» Raw data
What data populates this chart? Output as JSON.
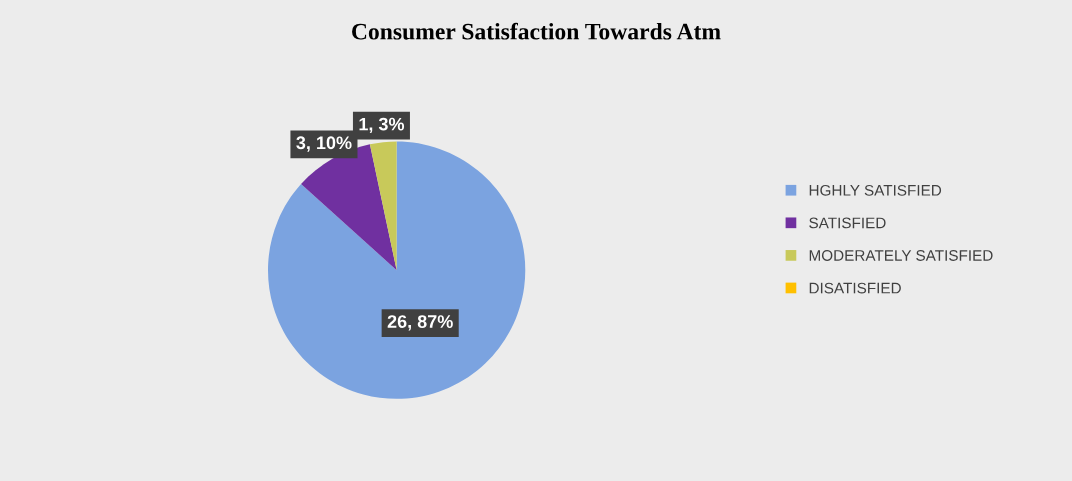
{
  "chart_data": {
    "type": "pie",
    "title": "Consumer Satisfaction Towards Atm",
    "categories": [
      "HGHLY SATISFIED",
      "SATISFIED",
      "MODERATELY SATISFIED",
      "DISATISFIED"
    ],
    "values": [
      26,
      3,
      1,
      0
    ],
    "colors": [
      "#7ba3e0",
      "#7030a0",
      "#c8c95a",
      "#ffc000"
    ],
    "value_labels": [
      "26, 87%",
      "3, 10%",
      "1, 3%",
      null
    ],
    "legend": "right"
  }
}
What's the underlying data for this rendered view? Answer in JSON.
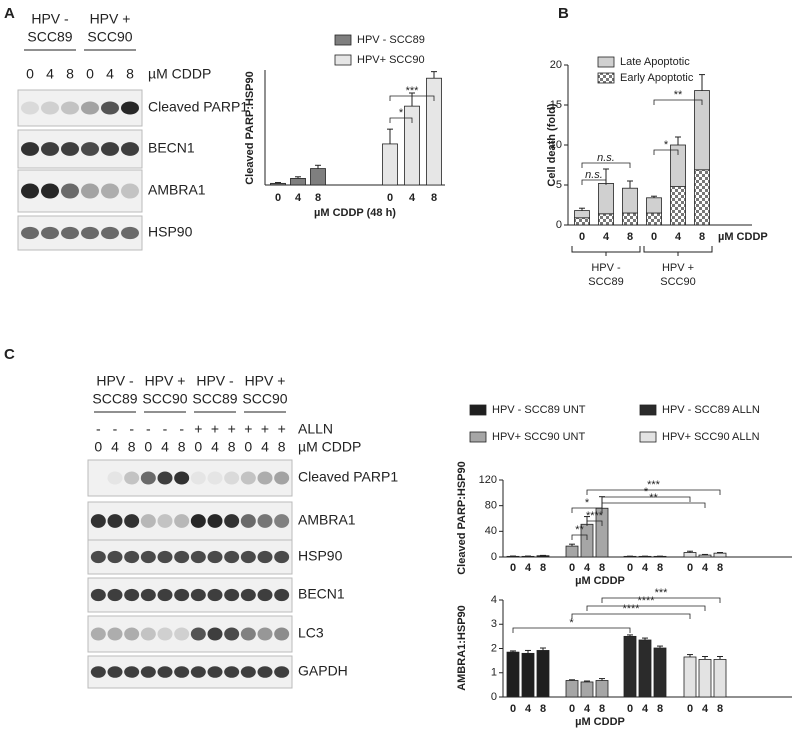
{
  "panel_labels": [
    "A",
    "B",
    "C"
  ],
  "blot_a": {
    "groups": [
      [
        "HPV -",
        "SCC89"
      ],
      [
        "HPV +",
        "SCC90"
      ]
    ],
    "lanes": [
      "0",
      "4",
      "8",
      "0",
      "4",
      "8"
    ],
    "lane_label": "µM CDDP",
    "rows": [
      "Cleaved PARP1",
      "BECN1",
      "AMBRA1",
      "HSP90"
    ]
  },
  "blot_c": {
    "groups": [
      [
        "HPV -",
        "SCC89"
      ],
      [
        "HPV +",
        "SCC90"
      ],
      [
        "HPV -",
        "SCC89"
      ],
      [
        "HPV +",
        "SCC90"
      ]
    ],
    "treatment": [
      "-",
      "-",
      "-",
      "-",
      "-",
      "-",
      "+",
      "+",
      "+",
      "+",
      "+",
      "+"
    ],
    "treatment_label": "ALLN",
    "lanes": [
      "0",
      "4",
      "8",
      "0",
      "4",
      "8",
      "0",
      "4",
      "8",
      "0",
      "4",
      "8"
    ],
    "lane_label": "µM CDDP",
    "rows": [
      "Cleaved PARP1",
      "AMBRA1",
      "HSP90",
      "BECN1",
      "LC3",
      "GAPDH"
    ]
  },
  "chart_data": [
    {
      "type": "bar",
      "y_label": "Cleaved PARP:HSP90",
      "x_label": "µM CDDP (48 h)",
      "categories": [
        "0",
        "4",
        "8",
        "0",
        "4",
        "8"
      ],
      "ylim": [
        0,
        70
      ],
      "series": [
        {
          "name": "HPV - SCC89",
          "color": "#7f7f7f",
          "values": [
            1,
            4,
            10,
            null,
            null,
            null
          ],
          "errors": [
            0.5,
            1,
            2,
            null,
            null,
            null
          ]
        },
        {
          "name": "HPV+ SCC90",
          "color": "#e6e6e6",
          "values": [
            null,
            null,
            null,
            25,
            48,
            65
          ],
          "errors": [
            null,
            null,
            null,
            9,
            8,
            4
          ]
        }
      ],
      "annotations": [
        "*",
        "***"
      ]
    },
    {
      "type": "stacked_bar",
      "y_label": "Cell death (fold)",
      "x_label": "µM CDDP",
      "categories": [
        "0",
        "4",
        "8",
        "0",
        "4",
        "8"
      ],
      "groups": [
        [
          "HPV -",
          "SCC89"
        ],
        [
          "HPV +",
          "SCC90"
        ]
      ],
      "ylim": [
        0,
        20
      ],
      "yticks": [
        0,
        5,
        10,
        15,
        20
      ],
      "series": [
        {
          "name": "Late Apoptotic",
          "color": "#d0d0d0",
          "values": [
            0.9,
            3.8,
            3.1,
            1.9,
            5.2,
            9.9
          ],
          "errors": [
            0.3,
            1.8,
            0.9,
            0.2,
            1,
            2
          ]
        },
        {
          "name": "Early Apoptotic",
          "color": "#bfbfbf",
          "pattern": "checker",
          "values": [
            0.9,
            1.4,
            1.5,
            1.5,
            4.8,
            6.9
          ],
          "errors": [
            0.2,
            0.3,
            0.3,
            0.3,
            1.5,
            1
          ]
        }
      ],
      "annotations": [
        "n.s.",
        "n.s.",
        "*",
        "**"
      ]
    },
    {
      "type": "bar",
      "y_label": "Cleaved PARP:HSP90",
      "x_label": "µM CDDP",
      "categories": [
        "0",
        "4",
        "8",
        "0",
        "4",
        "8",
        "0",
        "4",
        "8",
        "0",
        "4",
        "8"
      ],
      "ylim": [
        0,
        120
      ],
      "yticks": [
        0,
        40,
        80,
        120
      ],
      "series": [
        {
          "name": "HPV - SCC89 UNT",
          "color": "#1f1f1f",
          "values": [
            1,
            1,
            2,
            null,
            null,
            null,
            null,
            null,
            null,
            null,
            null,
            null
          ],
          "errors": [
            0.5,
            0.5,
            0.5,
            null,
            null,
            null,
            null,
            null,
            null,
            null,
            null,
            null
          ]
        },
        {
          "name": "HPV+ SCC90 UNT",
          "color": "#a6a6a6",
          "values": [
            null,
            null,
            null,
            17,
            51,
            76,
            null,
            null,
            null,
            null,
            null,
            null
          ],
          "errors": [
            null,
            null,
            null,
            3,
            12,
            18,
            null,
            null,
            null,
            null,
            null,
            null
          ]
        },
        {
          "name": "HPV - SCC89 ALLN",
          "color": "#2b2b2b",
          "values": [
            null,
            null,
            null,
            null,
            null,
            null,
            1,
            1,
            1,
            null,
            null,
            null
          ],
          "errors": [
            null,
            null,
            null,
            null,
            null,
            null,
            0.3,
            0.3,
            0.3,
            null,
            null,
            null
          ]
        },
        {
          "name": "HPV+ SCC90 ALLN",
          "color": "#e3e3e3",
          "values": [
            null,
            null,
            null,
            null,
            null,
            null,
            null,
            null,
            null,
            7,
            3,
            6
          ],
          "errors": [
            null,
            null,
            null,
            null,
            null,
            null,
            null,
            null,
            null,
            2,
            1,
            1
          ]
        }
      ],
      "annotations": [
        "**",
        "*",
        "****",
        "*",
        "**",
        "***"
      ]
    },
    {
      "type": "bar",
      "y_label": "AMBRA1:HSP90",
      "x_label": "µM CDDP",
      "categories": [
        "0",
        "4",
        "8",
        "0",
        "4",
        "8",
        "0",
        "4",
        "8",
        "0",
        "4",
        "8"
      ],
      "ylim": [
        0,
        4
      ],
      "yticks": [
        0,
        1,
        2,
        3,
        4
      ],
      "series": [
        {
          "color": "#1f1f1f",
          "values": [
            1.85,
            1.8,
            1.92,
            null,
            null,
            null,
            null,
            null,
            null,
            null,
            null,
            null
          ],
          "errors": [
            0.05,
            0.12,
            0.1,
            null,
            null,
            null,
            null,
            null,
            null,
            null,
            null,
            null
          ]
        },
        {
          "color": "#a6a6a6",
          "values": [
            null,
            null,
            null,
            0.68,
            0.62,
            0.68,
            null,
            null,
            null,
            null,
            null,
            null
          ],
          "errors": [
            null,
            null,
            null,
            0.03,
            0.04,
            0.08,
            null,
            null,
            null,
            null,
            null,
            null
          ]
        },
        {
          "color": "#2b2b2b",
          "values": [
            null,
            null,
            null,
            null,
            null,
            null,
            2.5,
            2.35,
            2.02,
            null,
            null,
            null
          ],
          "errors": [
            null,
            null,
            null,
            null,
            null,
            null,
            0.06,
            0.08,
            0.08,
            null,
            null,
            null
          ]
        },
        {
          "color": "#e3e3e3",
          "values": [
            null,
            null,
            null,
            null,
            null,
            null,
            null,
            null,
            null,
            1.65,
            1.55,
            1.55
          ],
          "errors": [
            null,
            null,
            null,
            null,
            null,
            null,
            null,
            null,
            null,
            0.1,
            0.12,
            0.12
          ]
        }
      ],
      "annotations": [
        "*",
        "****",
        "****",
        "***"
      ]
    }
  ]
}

* * *

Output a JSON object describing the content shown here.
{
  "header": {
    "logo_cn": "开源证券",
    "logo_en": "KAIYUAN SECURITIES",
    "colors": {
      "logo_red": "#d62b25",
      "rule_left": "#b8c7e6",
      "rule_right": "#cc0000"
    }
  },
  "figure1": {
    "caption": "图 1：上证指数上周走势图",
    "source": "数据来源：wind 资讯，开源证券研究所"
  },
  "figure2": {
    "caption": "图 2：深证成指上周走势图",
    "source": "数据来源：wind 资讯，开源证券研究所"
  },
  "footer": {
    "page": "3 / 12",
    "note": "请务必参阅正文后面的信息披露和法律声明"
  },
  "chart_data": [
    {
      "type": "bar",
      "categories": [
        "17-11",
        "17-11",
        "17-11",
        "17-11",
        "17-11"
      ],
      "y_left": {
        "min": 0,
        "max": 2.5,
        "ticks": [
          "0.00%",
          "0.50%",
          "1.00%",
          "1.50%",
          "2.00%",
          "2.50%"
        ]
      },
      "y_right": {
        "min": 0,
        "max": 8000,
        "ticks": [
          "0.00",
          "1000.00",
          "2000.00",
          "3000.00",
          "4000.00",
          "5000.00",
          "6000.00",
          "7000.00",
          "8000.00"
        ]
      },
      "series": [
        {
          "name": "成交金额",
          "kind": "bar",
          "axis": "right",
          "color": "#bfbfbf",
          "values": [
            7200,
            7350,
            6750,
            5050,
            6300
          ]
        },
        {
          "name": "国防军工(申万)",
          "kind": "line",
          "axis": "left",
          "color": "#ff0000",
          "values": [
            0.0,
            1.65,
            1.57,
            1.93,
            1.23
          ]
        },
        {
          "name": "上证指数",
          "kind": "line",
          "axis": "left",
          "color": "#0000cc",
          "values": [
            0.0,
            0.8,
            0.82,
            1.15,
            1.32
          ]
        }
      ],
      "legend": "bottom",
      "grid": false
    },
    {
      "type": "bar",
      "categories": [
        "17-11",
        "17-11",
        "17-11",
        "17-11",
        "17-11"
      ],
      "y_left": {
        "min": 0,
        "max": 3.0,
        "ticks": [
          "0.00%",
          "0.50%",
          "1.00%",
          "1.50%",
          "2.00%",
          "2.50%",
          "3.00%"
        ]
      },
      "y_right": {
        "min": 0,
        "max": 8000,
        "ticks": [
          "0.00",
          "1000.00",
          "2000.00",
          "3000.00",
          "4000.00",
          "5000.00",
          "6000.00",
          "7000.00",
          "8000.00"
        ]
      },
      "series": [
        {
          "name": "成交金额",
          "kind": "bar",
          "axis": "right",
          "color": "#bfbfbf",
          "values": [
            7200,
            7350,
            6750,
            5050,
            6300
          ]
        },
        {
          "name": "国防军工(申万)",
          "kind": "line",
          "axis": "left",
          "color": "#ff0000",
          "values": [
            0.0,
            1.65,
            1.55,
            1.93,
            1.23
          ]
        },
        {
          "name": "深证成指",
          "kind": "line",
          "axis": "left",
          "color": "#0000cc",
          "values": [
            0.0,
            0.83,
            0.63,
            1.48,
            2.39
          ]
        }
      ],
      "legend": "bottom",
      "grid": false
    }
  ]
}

» Brief
Copy out each line in the preceding records that contains "Apoptotic".

» In response
          "name": "Late Apoptotic",
          "name": "Early Apoptotic",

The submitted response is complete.